Will you extract the entries word for word? Images should not appear in the copy.

-*-

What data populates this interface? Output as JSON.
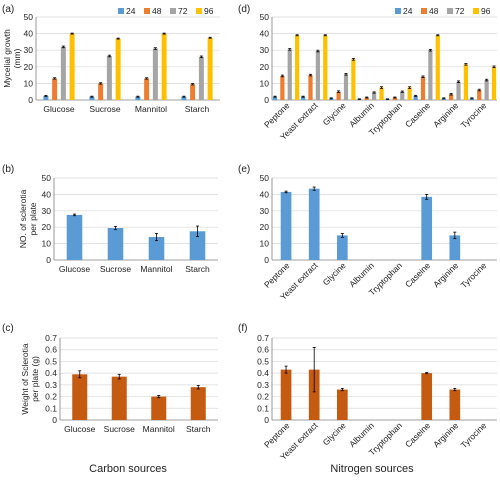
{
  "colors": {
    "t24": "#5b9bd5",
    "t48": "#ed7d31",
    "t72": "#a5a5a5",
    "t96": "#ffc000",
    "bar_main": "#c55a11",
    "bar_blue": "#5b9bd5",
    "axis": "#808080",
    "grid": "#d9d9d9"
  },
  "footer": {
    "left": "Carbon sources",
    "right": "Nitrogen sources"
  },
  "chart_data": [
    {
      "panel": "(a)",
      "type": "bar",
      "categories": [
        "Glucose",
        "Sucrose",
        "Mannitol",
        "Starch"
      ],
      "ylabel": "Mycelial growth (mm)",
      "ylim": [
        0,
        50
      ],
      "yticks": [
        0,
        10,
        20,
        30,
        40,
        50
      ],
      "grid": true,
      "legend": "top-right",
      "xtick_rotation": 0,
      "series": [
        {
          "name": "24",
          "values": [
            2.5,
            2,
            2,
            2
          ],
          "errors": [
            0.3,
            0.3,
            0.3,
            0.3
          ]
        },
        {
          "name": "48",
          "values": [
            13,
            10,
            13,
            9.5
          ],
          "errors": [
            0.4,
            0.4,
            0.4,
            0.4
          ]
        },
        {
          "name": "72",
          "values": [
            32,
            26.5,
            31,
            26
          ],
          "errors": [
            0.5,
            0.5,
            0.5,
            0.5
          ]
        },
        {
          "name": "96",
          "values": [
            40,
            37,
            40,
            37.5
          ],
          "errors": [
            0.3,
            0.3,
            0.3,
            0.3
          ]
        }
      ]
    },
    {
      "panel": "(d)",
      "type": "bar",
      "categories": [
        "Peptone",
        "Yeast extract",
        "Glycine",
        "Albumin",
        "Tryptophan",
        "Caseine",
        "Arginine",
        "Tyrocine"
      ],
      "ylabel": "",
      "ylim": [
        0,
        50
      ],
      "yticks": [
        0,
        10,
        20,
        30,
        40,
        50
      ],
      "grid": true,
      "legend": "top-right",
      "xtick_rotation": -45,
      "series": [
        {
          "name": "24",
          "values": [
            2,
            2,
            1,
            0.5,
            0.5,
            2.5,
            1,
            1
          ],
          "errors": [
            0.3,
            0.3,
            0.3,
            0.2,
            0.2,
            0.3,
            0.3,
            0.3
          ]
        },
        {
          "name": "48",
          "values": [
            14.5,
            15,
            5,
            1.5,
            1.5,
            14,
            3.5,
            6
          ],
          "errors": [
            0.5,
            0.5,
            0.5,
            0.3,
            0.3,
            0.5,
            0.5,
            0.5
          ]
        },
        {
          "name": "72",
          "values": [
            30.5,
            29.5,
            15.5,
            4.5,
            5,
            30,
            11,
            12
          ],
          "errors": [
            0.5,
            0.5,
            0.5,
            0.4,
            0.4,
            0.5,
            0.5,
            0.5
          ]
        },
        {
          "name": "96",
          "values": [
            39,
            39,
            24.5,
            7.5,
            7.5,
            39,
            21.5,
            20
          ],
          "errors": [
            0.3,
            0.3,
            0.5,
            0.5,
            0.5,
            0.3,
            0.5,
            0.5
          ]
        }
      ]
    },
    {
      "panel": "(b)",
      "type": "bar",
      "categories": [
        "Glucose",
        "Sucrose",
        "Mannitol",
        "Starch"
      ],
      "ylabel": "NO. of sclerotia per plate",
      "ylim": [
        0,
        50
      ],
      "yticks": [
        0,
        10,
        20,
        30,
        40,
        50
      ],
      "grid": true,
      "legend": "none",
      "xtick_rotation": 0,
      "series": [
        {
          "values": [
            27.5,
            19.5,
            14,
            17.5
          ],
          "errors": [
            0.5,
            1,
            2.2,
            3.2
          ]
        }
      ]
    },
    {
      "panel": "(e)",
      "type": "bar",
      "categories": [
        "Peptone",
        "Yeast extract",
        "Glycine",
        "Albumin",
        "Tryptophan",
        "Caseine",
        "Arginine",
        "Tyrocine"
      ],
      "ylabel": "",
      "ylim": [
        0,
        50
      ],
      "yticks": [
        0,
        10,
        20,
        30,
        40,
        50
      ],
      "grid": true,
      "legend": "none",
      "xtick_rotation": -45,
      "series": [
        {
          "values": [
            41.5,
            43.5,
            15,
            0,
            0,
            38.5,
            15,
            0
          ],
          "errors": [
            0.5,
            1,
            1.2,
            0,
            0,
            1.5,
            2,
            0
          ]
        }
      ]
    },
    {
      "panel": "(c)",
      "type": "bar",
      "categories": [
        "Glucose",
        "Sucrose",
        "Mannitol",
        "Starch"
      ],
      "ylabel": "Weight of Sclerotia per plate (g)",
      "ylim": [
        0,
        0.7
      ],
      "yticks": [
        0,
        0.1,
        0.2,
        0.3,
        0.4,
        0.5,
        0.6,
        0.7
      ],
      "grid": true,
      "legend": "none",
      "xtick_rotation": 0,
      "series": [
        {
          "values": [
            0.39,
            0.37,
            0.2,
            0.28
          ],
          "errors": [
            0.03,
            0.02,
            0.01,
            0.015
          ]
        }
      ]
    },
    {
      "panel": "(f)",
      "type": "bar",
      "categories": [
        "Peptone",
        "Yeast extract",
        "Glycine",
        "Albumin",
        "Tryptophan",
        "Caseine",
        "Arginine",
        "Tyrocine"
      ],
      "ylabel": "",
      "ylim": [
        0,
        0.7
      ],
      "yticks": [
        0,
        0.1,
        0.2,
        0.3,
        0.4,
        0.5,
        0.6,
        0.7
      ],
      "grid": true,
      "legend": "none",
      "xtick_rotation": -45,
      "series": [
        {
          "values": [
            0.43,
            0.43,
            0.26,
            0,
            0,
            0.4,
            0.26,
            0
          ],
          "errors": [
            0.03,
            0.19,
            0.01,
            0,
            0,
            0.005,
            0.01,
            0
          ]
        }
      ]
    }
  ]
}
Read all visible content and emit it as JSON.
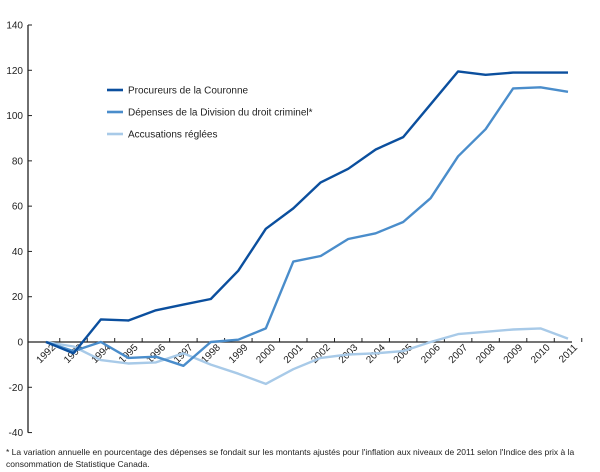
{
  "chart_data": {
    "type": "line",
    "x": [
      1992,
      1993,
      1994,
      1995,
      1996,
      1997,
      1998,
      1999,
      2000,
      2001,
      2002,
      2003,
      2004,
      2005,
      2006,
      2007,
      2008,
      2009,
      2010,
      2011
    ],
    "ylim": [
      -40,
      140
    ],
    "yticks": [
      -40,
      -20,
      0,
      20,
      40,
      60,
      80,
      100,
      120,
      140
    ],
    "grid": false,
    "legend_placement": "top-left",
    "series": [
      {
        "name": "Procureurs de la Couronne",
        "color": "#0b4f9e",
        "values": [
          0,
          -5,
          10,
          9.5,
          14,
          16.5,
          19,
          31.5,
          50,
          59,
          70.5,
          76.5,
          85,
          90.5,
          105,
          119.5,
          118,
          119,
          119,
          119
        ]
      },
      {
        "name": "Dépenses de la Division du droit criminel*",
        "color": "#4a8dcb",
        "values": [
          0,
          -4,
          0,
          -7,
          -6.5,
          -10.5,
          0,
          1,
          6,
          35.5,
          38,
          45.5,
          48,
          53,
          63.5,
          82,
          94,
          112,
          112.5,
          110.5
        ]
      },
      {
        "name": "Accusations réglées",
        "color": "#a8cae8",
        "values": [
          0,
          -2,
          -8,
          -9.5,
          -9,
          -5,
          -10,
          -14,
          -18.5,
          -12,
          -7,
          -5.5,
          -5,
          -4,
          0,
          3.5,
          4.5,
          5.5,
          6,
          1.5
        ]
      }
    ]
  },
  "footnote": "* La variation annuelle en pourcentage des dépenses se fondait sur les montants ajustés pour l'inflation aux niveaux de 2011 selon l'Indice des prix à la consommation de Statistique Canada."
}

-*-

◆ Answer below:
What data populates this interface? Output as JSON.
{
  "colors": {
    "t24": "#5b9bd5",
    "t48": "#ed7d31",
    "t72": "#a5a5a5",
    "t96": "#ffc000",
    "bar_main": "#c55a11",
    "bar_blue": "#5b9bd5",
    "axis": "#808080",
    "grid": "#d9d9d9"
  },
  "footer": {
    "left": "Carbon sources",
    "right": "Nitrogen sources"
  },
  "chart_data": [
    {
      "panel": "(a)",
      "type": "bar",
      "categories": [
        "Glucose",
        "Sucrose",
        "Mannitol",
        "Starch"
      ],
      "ylabel": "Mycelial growth (mm)",
      "ylim": [
        0,
        50
      ],
      "yticks": [
        0,
        10,
        20,
        30,
        40,
        50
      ],
      "grid": true,
      "legend": "top-right",
      "xtick_rotation": 0,
      "series": [
        {
          "name": "24",
          "values": [
            2.5,
            2,
            2,
            2
          ],
          "errors": [
            0.3,
            0.3,
            0.3,
            0.3
          ]
        },
        {
          "name": "48",
          "values": [
            13,
            10,
            13,
            9.5
          ],
          "errors": [
            0.4,
            0.4,
            0.4,
            0.4
          ]
        },
        {
          "name": "72",
          "values": [
            32,
            26.5,
            31,
            26
          ],
          "errors": [
            0.5,
            0.5,
            0.5,
            0.5
          ]
        },
        {
          "name": "96",
          "values": [
            40,
            37,
            40,
            37.5
          ],
          "errors": [
            0.3,
            0.3,
            0.3,
            0.3
          ]
        }
      ]
    },
    {
      "panel": "(d)",
      "type": "bar",
      "categories": [
        "Peptone",
        "Yeast extract",
        "Glycine",
        "Albumin",
        "Tryptophan",
        "Caseine",
        "Arginine",
        "Tyrocine"
      ],
      "ylabel": "",
      "ylim": [
        0,
        50
      ],
      "yticks": [
        0,
        10,
        20,
        30,
        40,
        50
      ],
      "grid": true,
      "legend": "top-right",
      "xtick_rotation": -45,
      "series": [
        {
          "name": "24",
          "values": [
            2,
            2,
            1,
            0.5,
            0.5,
            2.5,
            1,
            1
          ],
          "errors": [
            0.3,
            0.3,
            0.3,
            0.2,
            0.2,
            0.3,
            0.3,
            0.3
          ]
        },
        {
          "name": "48",
          "values": [
            14.5,
            15,
            5,
            1.5,
            1.5,
            14,
            3.5,
            6
          ],
          "errors": [
            0.5,
            0.5,
            0.5,
            0.3,
            0.3,
            0.5,
            0.5,
            0.5
          ]
        },
        {
          "name": "72",
          "values": [
            30.5,
            29.5,
            15.5,
            4.5,
            5,
            30,
            11,
            12
          ],
          "errors": [
            0.5,
            0.5,
            0.5,
            0.4,
            0.4,
            0.5,
            0.5,
            0.5
          ]
        },
        {
          "name": "96",
          "values": [
            39,
            39,
            24.5,
            7.5,
            7.5,
            39,
            21.5,
            20
          ],
          "errors": [
            0.3,
            0.3,
            0.5,
            0.5,
            0.5,
            0.3,
            0.5,
            0.5
          ]
        }
      ]
    },
    {
      "panel": "(b)",
      "type": "bar",
      "categories": [
        "Glucose",
        "Sucrose",
        "Mannitol",
        "Starch"
      ],
      "ylabel": "NO. of sclerotia per plate",
      "ylim": [
        0,
        50
      ],
      "yticks": [
        0,
        10,
        20,
        30,
        40,
        50
      ],
      "grid": true,
      "legend": "none",
      "xtick_rotation": 0,
      "series": [
        {
          "values": [
            27.5,
            19.5,
            14,
            17.5
          ],
          "errors": [
            0.5,
            1,
            2.2,
            3.2
          ]
        }
      ]
    },
    {
      "panel": "(e)",
      "type": "bar",
      "categories": [
        "Peptone",
        "Yeast extract",
        "Glycine",
        "Albumin",
        "Tryptophan",
        "Caseine",
        "Arginine",
        "Tyrocine"
      ],
      "ylabel": "",
      "ylim": [
        0,
        50
      ],
      "yticks": [
        0,
        10,
        20,
        30,
        40,
        50
      ],
      "grid": true,
      "legend": "none",
      "xtick_rotation": -45,
      "series": [
        {
          "values": [
            41.5,
            43.5,
            15,
            0,
            0,
            38.5,
            15,
            0
          ],
          "errors": [
            0.5,
            1,
            1.2,
            0,
            0,
            1.5,
            2,
            0
          ]
        }
      ]
    },
    {
      "panel": "(c)",
      "type": "bar",
      "categories": [
        "Glucose",
        "Sucrose",
        "Mannitol",
        "Starch"
      ],
      "ylabel": "Weight of Sclerotia per plate (g)",
      "ylim": [
        0,
        0.7
      ],
      "yticks": [
        0,
        0.1,
        0.2,
        0.3,
        0.4,
        0.5,
        0.6,
        0.7
      ],
      "grid": true,
      "legend": "none",
      "xtick_rotation": 0,
      "series": [
        {
          "values": [
            0.39,
            0.37,
            0.2,
            0.28
          ],
          "errors": [
            0.03,
            0.02,
            0.01,
            0.015
          ]
        }
      ]
    },
    {
      "panel": "(f)",
      "type": "bar",
      "categories": [
        "Peptone",
        "Yeast extract",
        "Glycine",
        "Albumin",
        "Tryptophan",
        "Caseine",
        "Arginine",
        "Tyrocine"
      ],
      "ylabel": "",
      "ylim": [
        0,
        0.7
      ],
      "yticks": [
        0,
        0.1,
        0.2,
        0.3,
        0.4,
        0.5,
        0.6,
        0.7
      ],
      "grid": true,
      "legend": "none",
      "xtick_rotation": -45,
      "series": [
        {
          "values": [
            0.43,
            0.43,
            0.26,
            0,
            0,
            0.4,
            0.26,
            0
          ],
          "errors": [
            0.03,
            0.19,
            0.01,
            0,
            0,
            0.005,
            0.01,
            0
          ]
        }
      ]
    }
  ]
}
Read all visible content and emit it as JSON.
{
  "chart_data": {
    "type": "line",
    "x": [
      1992,
      1993,
      1994,
      1995,
      1996,
      1997,
      1998,
      1999,
      2000,
      2001,
      2002,
      2003,
      2004,
      2005,
      2006,
      2007,
      2008,
      2009,
      2010,
      2011
    ],
    "ylim": [
      -40,
      140
    ],
    "yticks": [
      -40,
      -20,
      0,
      20,
      40,
      60,
      80,
      100,
      120,
      140
    ],
    "grid": false,
    "legend_placement": "top-left",
    "series": [
      {
        "name": "Procureurs de la Couronne",
        "color": "#0b4f9e",
        "values": [
          0,
          -5,
          10,
          9.5,
          14,
          16.5,
          19,
          31.5,
          50,
          59,
          70.5,
          76.5,
          85,
          90.5,
          105,
          119.5,
          118,
          119,
          119,
          119
        ]
      },
      {
        "name": "Dépenses de la Division du droit criminel*",
        "color": "#4a8dcb",
        "values": [
          0,
          -4,
          0,
          -7,
          -6.5,
          -10.5,
          0,
          1,
          6,
          35.5,
          38,
          45.5,
          48,
          53,
          63.5,
          82,
          94,
          112,
          112.5,
          110.5
        ]
      },
      {
        "name": "Accusations réglées",
        "color": "#a8cae8",
        "values": [
          0,
          -2,
          -8,
          -9.5,
          -9,
          -5,
          -10,
          -14,
          -18.5,
          -12,
          -7,
          -5.5,
          -5,
          -4,
          0,
          3.5,
          4.5,
          5.5,
          6,
          1.5
        ]
      }
    ]
  },
  "footnote": "* La variation annuelle en pourcentage des dépenses se fondait sur les montants ajustés pour l'inflation aux niveaux de 2011 selon l'Indice des prix à la consommation de Statistique Canada."
}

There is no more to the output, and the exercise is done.